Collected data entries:
---------------

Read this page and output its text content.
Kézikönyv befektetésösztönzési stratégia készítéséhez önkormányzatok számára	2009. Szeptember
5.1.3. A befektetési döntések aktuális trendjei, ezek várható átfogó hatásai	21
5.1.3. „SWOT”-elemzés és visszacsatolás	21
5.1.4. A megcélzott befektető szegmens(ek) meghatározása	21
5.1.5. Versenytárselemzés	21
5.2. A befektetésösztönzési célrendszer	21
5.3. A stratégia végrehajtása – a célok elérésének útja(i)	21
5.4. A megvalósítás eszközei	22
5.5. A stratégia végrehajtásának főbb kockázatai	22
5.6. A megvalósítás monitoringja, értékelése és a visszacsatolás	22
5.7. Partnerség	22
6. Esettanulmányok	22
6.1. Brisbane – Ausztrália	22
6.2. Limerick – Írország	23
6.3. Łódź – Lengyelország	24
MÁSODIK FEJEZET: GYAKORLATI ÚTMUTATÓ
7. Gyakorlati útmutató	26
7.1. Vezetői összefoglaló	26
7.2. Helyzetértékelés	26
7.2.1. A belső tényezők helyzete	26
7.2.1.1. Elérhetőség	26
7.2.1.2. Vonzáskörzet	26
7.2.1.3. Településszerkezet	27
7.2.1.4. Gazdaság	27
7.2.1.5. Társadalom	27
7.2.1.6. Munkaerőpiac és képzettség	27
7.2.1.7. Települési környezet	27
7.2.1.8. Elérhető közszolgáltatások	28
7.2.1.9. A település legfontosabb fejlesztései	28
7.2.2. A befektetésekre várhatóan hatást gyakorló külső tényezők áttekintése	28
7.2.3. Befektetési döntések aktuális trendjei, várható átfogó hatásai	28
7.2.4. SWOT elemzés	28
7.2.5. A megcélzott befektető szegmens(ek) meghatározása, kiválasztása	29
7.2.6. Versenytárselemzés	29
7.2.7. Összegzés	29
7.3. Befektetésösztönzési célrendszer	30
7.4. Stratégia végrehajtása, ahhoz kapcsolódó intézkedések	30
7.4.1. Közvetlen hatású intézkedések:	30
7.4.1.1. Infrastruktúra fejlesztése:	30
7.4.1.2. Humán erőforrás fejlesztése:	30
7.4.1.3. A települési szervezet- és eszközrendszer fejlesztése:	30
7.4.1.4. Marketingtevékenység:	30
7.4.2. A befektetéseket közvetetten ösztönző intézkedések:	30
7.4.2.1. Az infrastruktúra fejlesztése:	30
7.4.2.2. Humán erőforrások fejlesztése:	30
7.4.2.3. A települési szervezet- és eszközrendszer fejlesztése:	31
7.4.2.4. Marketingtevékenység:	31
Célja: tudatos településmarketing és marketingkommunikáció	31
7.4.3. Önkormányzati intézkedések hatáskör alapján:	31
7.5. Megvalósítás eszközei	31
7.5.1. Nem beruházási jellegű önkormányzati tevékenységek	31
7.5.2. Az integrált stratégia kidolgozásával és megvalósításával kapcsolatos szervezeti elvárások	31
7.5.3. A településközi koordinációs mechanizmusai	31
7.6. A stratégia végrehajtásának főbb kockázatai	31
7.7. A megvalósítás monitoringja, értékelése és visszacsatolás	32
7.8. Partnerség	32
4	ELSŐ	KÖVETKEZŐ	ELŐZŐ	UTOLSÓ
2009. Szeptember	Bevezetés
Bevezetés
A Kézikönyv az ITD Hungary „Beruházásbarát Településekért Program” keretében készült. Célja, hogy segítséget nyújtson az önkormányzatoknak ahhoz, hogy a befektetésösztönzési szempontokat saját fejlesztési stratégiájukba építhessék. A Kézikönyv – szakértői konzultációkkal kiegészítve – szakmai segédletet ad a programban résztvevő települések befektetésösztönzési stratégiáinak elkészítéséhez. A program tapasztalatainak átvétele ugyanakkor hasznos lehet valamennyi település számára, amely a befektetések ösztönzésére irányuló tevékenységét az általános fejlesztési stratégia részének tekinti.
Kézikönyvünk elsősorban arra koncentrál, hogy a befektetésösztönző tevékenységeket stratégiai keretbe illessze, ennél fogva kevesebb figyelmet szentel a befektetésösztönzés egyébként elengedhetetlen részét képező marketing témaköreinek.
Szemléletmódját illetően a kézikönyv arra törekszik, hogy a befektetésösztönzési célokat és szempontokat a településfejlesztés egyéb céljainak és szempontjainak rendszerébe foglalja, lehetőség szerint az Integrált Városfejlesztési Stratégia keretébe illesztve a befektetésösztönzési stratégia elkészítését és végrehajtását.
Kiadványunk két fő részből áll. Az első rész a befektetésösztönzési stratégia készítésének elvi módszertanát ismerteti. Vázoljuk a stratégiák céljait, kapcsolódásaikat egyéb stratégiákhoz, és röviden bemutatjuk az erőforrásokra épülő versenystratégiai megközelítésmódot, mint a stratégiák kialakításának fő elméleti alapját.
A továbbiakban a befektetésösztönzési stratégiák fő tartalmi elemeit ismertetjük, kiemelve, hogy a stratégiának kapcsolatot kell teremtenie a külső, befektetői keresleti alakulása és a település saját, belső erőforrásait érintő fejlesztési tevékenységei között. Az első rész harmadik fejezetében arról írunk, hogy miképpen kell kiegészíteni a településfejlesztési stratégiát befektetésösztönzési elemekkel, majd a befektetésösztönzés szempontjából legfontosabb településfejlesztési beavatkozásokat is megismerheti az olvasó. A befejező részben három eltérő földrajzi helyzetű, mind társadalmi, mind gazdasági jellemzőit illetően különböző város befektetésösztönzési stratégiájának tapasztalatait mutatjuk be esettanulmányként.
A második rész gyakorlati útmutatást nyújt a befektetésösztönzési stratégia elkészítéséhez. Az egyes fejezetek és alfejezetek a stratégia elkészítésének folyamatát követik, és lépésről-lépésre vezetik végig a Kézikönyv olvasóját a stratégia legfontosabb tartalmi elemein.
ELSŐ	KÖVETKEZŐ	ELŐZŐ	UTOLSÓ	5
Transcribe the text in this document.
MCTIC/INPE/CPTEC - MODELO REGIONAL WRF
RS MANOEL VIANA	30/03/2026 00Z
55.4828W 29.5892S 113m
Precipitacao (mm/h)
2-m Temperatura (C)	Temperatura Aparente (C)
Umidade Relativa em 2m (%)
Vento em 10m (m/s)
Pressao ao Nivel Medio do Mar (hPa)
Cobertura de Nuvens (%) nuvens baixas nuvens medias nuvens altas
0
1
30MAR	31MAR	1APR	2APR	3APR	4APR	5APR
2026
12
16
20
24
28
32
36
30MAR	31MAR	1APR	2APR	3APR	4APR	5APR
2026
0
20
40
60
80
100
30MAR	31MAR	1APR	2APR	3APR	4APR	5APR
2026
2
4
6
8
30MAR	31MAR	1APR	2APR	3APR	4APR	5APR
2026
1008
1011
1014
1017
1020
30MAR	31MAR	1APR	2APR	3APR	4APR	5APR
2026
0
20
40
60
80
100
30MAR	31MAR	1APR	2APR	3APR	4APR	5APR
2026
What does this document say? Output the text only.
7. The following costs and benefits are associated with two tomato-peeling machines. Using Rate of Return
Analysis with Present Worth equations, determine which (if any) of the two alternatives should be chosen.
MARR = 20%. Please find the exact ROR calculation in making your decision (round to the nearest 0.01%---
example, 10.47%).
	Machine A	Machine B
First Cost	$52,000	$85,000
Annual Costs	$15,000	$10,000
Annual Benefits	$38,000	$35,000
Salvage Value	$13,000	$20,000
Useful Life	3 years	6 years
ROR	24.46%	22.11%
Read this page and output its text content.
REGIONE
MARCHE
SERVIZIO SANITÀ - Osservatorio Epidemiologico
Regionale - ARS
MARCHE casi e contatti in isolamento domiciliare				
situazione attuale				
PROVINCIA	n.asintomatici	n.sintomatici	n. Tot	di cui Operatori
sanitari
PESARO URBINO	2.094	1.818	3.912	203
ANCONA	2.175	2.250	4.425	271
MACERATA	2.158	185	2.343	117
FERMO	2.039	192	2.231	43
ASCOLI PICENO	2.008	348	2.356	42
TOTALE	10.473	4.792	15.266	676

---------------

Every line in the data above that contains "tényezők" needs to be copied.

7.2.1. A belső tényezők helyzete	26
7.2.2. A befektetésekre várhatóan hatást gyakorló külső tényezők áttekintése	28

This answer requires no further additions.